* Stated goal *
Print the data exactly as it is given, please.

* Provided records *
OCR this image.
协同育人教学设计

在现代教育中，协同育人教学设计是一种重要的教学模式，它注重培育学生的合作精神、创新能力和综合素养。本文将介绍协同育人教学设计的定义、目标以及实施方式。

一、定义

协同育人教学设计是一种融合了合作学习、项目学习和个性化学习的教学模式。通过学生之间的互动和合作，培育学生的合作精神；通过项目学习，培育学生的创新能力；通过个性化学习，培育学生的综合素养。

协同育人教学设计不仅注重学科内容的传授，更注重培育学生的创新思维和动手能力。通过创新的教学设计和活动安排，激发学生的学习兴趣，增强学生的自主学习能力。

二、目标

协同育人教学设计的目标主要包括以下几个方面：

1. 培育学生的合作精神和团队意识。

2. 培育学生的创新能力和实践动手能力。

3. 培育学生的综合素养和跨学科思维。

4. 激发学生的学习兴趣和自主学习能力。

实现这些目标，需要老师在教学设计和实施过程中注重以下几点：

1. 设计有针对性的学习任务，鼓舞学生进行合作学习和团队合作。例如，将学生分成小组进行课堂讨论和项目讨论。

* Answer to the exercise *
OCR this image.
协同育人教学设计

在现代教育中，协同育人教学设计是一种重要的教学模式，它注重培育学生的合作精神、创新能力和综合素养。本文将介绍协同育人教学设计的定义、目标以及实施方式。

一、定义

协同育人教学设计是一种融合了合作学习、项目学习和个性化学习的教学模式。通过学生之间的互动和合作，培育学生的合作精神；通过项目学习，培育学生的创新能力；通过个性化学习，培育学生的综合素养。

协同育人教学设计不仅注重学科内容的传授，更注重培育学生的创新思维和动手能力。通过创新的教学设计和活动安排，激发学生的学习兴趣，增强学生的自主学习能力。

二、目标

协同育人教学设计的目标主要包括以下几个方面：

1. 培育学生的合作精神和团队意识。

2. 培育学生的创新能力和实践动手能力。

3. 培育学生的综合素养和跨学科思维。

4. 激发学生的学习兴趣和自主学习能力。

实现这些目标，需要老师在教学设计和实施过程中注重以下几点：

1. 设计有针对性的学习任务，鼓舞学生进行合作学习和团队合作。例如，将学生分成小组进行课堂讨论和项目讨论。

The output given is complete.